§ Input material:
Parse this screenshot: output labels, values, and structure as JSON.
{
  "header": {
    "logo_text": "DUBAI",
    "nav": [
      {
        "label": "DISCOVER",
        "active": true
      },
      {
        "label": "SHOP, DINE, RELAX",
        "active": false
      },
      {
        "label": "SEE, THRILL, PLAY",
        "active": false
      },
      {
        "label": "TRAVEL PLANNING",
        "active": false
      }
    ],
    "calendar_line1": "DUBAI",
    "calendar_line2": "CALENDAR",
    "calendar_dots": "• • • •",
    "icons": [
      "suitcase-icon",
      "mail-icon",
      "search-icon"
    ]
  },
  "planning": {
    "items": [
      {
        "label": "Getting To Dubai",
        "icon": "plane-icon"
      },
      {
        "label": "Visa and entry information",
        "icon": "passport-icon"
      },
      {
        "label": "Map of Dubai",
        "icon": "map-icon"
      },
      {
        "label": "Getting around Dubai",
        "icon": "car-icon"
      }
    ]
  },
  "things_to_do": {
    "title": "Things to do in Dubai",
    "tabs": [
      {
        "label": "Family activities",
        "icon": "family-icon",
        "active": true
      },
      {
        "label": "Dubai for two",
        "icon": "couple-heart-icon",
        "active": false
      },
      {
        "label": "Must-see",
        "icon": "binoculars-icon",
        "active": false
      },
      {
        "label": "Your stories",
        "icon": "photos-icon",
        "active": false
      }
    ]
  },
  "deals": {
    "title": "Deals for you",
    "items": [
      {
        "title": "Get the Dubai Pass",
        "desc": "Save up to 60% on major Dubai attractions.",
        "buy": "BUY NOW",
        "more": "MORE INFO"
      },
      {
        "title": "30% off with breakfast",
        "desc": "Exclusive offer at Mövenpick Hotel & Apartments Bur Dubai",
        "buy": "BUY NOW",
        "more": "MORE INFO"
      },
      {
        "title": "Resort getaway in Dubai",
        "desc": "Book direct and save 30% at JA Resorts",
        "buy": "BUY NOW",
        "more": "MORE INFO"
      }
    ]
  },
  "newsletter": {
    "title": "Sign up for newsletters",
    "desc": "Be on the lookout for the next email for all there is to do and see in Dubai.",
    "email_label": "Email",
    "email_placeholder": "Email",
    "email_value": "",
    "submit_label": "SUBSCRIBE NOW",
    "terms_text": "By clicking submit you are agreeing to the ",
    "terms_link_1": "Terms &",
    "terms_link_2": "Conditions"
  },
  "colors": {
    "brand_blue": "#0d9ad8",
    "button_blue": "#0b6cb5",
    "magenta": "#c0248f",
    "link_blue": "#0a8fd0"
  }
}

§ Task requirements: Type out all of the material again, word for word.

§ In response:
Parse this screenshot: output labels, values, and structure as JSON.
{
  "header": {
    "logo_text": "DUBAI",
    "nav": [
      {
        "label": "DISCOVER",
        "active": true
      },
      {
        "label": "SHOP, DINE, RELAX",
        "active": false
      },
      {
        "label": "SEE, THRILL, PLAY",
        "active": false
      },
      {
        "label": "TRAVEL PLANNING",
        "active": false
      }
    ],
    "calendar_line1": "DUBAI",
    "calendar_line2": "CALENDAR",
    "calendar_dots": "• • • •",
    "icons": [
      "suitcase-icon",
      "mail-icon",
      "search-icon"
    ]
  },
  "planning": {
    "items": [
      {
        "label": "Getting To Dubai",
        "icon": "plane-icon"
      },
      {
        "label": "Visa and entry information",
        "icon": "passport-icon"
      },
      {
        "label": "Map of Dubai",
        "icon": "map-icon"
      },
      {
        "label": "Getting around Dubai",
        "icon": "car-icon"
      }
    ]
  },
  "things_to_do": {
    "title": "Things to do in Dubai",
    "tabs": [
      {
        "label": "Family activities",
        "icon": "family-icon",
        "active": true
      },
      {
        "label": "Dubai for two",
        "icon": "couple-heart-icon",
        "active": false
      },
      {
        "label": "Must-see",
        "icon": "binoculars-icon",
        "active": false
      },
      {
        "label": "Your stories",
        "icon": "photos-icon",
        "active": false
      }
    ]
  },
  "deals": {
    "title": "Deals for you",
    "items": [
      {
        "title": "Get the Dubai Pass",
        "desc": "Save up to 60% on major Dubai attractions.",
        "buy": "BUY NOW",
        "more": "MORE INFO"
      },
      {
        "title": "30% off with breakfast",
        "desc": "Exclusive offer at Mövenpick Hotel & Apartments Bur Dubai",
        "buy": "BUY NOW",
        "more": "MORE INFO"
      },
      {
        "title": "Resort getaway in Dubai",
        "desc": "Book direct and save 30% at JA Resorts",
        "buy": "BUY NOW",
        "more": "MORE INFO"
      }
    ]
  },
  "newsletter": {
    "title": "Sign up for newsletters",
    "desc": "Be on the lookout for the next email for all there is to do and see in Dubai.",
    "email_label": "Email",
    "email_placeholder": "Email",
    "email_value": "",
    "submit_label": "SUBSCRIBE NOW",
    "terms_text": "By clicking submit you are agreeing to the ",
    "terms_link_1": "Terms &",
    "terms_link_2": "Conditions"
  },
  "colors": {
    "brand_blue": "#0d9ad8",
    "button_blue": "#0b6cb5",
    "magenta": "#c0248f",
    "link_blue": "#0a8fd0"
  }
}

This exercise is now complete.